TASK DESCRIPTION: Omit every picture and write out the rest of the records exactly.

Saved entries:
######

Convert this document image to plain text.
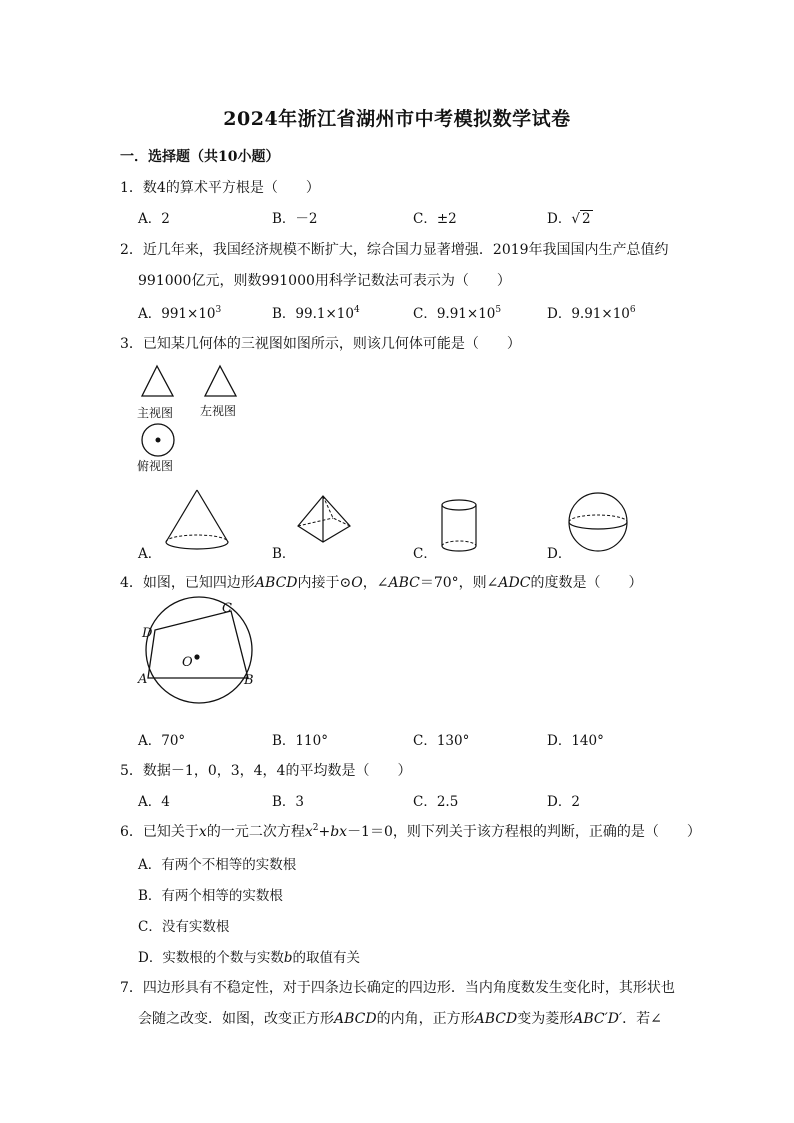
2024年浙江省湖州市中考模拟数学试卷
一．选择题（共10小题）
1．数4的算术平方根是（　　）
A．2	B．－2	C．±2	D．√ 2
2．近几年来，我国经济规模不断扩大，综合国力显著增强．2019年我国国内生产总值约
991000亿元，则数991000用科学记数法可表示为（　　）
A．$991\times 10^3$	B．$99.1\times 10^4$	C．$9.91\times 10^5$	D．$9.91\times 10^6$
3．已知某几何体的三视图如图所示，则该几何体可能是（　　）
主视图 左视图
俯视图
A．	B．	C．	D．
4．如图，已知四边形ABCD内接于⊙O，∠ABC＝70°，则∠ADC的度数是（　　）
A	B
C
D
O
A．70°	B．110°	C．130°	D．140°
5．数据－1，0，3，4，4的平均数是（　　）
A．4	B．3	C．2.5	D．2
6．已知关于x的一元二次方程$x^2+bx-1=0$，则下列关于该方程根的判断，正确的是（　　）
A．有两个不相等的实数根
B．有两个相等的实数根
C．没有实数根
D．实数根的个数与实数b的取值有关
7．四边形具有不稳定性，对于四条边长确定的四边形．当内角度数发生变化时，其形状也
会随之改变．如图，改变正方形ABCD的内角，正方形ABCD变为菱形ABC′D′．若∠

######

THE ANSWER:
Convert this document image to plain text.
2024年浙江省湖州市中考模拟数学试卷
一．选择题（共10小题）
1．数4的算术平方根是（　　）
A．2	B．－2	C．±2	D．√ 2
2．近几年来，我国经济规模不断扩大，综合国力显著增强．2019年我国国内生产总值约
991000亿元，则数991000用科学记数法可表示为（　　）
A．$991\times 10^3$	B．$99.1\times 10^4$	C．$9.91\times 10^5$	D．$9.91\times 10^6$
3．已知某几何体的三视图如图所示，则该几何体可能是（　　）
主视图 左视图
俯视图
A．	B．	C．	D．
4．如图，已知四边形ABCD内接于⊙O，∠ABC＝70°，则∠ADC的度数是（　　）
A	B
C
D
O
A．70°	B．110°	C．130°	D．140°
5．数据－1，0，3，4，4的平均数是（　　）
A．4	B．3	C．2.5	D．2
6．已知关于x的一元二次方程$x^2+bx-1=0$，则下列关于该方程根的判断，正确的是（　　）
A．有两个不相等的实数根
B．有两个相等的实数根
C．没有实数根
D．实数根的个数与实数b的取值有关
7．四边形具有不稳定性，对于四条边长确定的四边形．当内角度数发生变化时，其形状也
会随之改变．如图，改变正方形ABCD的内角，正方形ABCD变为菱形ABC′D′．若∠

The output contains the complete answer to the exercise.